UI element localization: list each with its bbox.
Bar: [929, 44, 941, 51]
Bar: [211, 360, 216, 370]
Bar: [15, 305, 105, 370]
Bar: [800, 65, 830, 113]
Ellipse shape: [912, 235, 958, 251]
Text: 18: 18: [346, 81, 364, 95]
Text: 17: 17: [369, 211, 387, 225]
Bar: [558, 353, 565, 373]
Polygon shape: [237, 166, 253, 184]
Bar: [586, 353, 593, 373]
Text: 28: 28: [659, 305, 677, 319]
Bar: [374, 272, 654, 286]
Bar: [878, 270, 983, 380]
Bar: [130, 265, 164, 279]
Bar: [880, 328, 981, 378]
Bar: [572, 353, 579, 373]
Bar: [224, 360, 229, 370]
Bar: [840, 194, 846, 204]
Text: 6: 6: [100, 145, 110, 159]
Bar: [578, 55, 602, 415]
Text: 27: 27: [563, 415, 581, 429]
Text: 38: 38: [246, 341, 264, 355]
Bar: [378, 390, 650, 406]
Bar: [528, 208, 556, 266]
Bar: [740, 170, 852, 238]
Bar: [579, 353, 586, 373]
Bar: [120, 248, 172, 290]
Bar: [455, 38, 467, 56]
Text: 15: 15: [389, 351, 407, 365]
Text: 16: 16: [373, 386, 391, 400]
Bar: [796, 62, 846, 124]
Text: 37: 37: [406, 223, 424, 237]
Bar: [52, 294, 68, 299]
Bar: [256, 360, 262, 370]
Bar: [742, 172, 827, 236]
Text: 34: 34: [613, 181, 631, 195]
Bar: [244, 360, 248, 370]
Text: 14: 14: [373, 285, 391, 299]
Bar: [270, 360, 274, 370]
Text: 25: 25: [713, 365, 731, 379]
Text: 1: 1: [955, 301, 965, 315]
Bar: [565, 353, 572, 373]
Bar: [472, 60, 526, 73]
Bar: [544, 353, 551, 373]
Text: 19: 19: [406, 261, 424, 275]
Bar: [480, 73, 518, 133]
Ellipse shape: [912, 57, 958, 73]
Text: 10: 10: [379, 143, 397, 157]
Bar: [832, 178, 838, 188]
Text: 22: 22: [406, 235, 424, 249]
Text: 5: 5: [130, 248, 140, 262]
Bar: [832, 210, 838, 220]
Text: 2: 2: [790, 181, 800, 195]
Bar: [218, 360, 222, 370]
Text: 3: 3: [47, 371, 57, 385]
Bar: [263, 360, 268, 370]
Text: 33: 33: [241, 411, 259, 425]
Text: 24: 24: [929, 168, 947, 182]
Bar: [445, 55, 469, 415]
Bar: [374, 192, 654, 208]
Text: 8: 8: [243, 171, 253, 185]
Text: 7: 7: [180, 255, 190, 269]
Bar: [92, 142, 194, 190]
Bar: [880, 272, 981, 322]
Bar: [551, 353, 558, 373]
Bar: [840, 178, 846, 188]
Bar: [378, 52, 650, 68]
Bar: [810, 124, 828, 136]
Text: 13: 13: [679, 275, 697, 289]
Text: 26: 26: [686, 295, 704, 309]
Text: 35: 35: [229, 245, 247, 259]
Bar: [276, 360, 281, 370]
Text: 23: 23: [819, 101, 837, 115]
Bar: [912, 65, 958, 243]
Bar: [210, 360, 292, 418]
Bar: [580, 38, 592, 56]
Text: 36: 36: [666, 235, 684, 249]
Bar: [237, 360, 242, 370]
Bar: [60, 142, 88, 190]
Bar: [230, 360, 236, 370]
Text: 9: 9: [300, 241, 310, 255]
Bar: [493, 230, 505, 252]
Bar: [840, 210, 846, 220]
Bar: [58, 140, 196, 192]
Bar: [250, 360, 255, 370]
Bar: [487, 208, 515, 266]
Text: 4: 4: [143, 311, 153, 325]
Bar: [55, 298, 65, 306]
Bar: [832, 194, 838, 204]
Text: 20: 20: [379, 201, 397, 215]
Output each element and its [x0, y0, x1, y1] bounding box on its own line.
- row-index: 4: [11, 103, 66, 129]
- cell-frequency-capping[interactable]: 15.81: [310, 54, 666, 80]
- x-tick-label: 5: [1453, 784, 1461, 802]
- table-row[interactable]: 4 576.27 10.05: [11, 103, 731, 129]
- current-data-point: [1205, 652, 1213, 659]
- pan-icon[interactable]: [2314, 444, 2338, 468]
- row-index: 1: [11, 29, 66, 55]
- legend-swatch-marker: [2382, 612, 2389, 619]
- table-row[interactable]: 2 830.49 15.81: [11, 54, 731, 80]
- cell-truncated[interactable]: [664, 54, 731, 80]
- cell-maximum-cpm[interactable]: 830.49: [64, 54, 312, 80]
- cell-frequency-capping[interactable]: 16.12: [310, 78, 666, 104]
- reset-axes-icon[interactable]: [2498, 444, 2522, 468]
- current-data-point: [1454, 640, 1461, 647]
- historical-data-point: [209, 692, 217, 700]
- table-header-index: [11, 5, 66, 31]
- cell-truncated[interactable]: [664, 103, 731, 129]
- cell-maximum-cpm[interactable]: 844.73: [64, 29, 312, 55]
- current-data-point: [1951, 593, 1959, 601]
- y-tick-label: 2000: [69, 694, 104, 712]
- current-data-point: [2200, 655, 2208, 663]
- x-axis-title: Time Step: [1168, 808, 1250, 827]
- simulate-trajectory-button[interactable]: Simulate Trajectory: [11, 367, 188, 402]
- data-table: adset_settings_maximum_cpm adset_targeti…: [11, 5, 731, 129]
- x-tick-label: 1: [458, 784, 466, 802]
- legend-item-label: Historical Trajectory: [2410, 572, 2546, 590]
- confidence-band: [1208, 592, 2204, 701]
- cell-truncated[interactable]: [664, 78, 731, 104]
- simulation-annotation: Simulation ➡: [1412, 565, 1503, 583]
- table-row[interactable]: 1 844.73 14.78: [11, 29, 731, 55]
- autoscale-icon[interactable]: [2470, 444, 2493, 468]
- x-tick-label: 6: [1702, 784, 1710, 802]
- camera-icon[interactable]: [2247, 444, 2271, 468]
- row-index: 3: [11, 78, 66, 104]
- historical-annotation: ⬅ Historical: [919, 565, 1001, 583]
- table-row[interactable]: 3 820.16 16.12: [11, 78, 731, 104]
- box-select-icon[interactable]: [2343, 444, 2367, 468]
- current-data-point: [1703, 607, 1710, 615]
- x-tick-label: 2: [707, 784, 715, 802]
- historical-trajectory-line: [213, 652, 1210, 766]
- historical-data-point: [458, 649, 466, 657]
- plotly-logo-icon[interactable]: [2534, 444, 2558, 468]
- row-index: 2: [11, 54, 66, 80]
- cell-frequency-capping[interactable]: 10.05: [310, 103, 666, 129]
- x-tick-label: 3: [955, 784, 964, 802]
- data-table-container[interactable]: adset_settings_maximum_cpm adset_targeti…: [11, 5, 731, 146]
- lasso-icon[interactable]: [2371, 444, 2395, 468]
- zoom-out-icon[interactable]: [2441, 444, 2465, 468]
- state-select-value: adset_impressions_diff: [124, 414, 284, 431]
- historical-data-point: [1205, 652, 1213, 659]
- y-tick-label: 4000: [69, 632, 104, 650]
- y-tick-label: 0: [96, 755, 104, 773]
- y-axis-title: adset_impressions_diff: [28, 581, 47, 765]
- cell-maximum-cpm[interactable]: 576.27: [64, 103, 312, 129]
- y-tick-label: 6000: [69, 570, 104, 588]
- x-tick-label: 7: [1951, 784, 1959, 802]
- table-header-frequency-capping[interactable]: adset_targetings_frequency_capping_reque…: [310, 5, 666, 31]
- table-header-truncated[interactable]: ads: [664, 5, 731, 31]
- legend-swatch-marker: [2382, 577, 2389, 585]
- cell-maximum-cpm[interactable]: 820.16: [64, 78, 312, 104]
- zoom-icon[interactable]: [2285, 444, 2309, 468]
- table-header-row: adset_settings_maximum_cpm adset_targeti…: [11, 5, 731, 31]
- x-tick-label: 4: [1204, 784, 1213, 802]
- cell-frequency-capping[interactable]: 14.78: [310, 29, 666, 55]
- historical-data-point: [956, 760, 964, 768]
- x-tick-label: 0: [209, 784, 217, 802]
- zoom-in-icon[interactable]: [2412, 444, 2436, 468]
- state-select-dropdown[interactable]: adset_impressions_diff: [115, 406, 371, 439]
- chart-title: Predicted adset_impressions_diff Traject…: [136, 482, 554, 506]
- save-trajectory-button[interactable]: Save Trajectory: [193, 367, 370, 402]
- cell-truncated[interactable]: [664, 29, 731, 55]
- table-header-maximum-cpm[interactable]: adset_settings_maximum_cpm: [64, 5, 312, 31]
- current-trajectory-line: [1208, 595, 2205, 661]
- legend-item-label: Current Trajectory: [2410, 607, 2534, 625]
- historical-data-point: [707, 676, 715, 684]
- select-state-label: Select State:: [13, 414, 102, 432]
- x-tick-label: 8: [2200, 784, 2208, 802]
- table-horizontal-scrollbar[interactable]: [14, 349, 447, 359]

====

Reproduce the records verbatim, from their first line down to and including the line that holds "Text: 34: 34: [613, 181, 631, 195]".

■ **Completed task**:
UI element localization: list each with its bbox.
Bar: [929, 44, 941, 51]
Bar: [211, 360, 216, 370]
Bar: [15, 305, 105, 370]
Bar: [800, 65, 830, 113]
Ellipse shape: [912, 235, 958, 251]
Text: 18: 18: [346, 81, 364, 95]
Text: 17: 17: [369, 211, 387, 225]
Bar: [558, 353, 565, 373]
Polygon shape: [237, 166, 253, 184]
Bar: [586, 353, 593, 373]
Text: 28: 28: [659, 305, 677, 319]
Bar: [374, 272, 654, 286]
Bar: [878, 270, 983, 380]
Bar: [130, 265, 164, 279]
Bar: [880, 328, 981, 378]
Bar: [572, 353, 579, 373]
Bar: [224, 360, 229, 370]
Bar: [840, 194, 846, 204]
Text: 6: 6: [100, 145, 110, 159]
Bar: [578, 55, 602, 415]
Text: 27: 27: [563, 415, 581, 429]
Text: 38: 38: [246, 341, 264, 355]
Bar: [378, 390, 650, 406]
Bar: [528, 208, 556, 266]
Bar: [740, 170, 852, 238]
Bar: [579, 353, 586, 373]
Bar: [120, 248, 172, 290]
Bar: [455, 38, 467, 56]
Text: 15: 15: [389, 351, 407, 365]
Text: 16: 16: [373, 386, 391, 400]
Bar: [796, 62, 846, 124]
Text: 37: 37: [406, 223, 424, 237]
Bar: [52, 294, 68, 299]
Bar: [256, 360, 262, 370]
Bar: [742, 172, 827, 236]
Text: 34: 34: [613, 181, 631, 195]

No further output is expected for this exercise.